* Description of the task *
Compile every line that includes the word "Government".

* start Record extracts *

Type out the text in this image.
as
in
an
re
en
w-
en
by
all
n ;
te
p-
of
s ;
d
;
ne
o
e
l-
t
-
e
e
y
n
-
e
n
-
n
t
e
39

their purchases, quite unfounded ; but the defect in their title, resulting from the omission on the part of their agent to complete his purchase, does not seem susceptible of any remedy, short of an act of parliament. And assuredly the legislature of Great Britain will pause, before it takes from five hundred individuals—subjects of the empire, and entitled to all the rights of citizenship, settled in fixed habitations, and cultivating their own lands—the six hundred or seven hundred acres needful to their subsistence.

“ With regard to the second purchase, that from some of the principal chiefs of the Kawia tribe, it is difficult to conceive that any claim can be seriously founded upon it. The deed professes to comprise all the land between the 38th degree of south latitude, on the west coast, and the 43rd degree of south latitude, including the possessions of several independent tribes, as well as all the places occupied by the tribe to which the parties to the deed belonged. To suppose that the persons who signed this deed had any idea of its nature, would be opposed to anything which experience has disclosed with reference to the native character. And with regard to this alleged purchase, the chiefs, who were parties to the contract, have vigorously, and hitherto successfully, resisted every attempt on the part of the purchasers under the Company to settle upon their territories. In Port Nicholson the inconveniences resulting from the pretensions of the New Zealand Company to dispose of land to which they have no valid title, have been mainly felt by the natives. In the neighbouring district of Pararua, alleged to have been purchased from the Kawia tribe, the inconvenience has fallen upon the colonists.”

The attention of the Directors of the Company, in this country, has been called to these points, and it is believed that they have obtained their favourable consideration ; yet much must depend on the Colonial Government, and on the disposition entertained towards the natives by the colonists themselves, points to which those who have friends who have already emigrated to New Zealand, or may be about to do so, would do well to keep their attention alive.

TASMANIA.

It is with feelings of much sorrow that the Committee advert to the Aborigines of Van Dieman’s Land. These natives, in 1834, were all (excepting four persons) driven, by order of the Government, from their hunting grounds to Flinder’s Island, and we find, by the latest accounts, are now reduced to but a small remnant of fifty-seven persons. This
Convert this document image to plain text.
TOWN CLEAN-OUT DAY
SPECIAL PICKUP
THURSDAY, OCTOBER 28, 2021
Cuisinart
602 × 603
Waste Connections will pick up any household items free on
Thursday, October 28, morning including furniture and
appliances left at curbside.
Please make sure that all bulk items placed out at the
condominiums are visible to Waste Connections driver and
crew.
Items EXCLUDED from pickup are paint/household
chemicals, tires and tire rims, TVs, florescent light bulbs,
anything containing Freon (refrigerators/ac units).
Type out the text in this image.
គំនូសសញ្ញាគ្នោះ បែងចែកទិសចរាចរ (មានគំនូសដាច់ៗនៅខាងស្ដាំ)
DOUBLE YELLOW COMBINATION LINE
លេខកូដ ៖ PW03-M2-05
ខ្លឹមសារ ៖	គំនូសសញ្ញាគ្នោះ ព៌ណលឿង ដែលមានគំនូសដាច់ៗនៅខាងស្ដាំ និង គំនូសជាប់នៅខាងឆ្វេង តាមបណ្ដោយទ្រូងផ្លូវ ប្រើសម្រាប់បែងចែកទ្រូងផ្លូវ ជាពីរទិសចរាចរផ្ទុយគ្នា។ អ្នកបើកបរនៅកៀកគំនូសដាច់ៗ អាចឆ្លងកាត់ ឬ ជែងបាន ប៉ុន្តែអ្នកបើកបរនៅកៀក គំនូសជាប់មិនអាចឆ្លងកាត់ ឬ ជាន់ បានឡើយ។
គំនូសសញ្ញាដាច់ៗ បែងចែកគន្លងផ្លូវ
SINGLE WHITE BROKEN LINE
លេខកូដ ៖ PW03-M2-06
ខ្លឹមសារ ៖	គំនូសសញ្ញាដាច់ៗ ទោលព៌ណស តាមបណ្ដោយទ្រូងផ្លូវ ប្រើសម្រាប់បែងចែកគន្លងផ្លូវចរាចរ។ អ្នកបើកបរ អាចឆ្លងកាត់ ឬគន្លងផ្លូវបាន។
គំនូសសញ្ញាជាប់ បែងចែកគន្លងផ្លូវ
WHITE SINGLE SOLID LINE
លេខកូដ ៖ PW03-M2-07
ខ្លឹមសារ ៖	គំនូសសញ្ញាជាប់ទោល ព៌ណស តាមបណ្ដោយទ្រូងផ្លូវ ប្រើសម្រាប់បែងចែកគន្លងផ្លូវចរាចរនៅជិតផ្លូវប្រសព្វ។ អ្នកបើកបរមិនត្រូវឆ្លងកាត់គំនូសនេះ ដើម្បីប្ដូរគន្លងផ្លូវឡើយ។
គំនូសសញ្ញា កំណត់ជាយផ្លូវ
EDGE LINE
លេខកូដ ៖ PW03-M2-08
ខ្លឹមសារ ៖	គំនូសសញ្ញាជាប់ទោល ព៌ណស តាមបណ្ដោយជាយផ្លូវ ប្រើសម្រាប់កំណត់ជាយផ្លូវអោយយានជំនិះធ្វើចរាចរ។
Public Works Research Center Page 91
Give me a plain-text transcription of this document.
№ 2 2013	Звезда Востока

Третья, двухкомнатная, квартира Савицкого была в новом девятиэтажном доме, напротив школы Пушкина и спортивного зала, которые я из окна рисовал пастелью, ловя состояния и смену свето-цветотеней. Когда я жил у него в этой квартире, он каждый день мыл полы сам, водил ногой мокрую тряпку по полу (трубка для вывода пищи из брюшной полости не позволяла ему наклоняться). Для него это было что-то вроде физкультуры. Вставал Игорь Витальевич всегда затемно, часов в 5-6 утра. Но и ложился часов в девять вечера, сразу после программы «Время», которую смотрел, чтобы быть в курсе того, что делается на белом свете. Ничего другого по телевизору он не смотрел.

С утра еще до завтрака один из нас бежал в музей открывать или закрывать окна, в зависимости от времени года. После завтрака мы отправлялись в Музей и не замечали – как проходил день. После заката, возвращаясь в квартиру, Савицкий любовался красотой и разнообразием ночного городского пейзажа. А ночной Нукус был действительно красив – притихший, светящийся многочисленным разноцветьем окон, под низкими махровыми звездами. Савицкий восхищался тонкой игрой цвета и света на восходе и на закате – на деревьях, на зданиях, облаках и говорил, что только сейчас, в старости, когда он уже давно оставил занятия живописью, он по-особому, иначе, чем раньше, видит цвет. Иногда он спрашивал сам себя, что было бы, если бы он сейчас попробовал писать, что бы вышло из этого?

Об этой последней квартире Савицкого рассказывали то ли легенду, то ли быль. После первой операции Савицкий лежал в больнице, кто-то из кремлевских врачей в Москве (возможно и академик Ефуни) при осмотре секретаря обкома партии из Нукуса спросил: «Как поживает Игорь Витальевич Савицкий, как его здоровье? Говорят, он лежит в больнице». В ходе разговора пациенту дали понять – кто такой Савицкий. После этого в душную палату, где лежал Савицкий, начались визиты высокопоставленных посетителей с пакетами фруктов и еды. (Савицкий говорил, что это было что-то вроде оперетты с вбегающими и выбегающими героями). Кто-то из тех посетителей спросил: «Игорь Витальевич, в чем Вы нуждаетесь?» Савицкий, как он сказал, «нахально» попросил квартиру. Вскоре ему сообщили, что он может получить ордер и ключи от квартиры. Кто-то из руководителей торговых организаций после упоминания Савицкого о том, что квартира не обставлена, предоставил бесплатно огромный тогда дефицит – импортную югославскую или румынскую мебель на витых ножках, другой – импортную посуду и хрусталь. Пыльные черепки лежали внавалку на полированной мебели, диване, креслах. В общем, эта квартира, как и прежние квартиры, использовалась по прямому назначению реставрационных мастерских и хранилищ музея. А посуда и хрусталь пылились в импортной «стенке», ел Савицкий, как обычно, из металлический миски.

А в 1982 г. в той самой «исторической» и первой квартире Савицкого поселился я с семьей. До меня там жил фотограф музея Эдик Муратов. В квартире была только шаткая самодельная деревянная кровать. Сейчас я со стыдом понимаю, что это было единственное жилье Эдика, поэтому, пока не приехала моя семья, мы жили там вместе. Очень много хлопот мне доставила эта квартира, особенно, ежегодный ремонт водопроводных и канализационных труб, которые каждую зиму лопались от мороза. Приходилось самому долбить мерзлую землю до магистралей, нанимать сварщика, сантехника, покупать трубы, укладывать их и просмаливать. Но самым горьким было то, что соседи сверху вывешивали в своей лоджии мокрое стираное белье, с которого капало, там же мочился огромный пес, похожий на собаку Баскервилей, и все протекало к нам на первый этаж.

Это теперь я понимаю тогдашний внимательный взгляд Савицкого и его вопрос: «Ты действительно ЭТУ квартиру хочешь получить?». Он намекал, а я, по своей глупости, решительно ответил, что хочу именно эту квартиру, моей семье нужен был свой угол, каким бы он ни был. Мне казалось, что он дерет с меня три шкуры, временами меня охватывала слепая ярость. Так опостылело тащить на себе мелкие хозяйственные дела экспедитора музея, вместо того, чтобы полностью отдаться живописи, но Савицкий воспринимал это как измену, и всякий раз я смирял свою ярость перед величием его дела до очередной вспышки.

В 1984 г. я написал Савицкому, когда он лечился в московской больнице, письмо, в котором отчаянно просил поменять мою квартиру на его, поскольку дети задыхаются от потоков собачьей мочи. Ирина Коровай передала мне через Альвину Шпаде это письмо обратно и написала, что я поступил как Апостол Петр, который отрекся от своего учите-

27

* end Record extracts *

* Final answer *
The attention of the Directors of the Company, in this country, has been called to these points, and it is believed that they have obtained their favourable consideration ; yet much must depend on the Colonial Government, and on the disposition entertained towards the natives by the colonists themselves, points to which those who have friends who have already emigrated to New Zealand, or may be about to do so, would do well to keep their attention alive.
It is with feelings of much sorrow that the Committee advert to the Aborigines of Van Dieman’s Land. These natives, in 1834, were all (excepting four persons) driven, by order of the Government, from their hunting grounds to Flinder’s Island, and we find, by the latest accounts, are now reduced to but a small remnant of fifty-seven persons. This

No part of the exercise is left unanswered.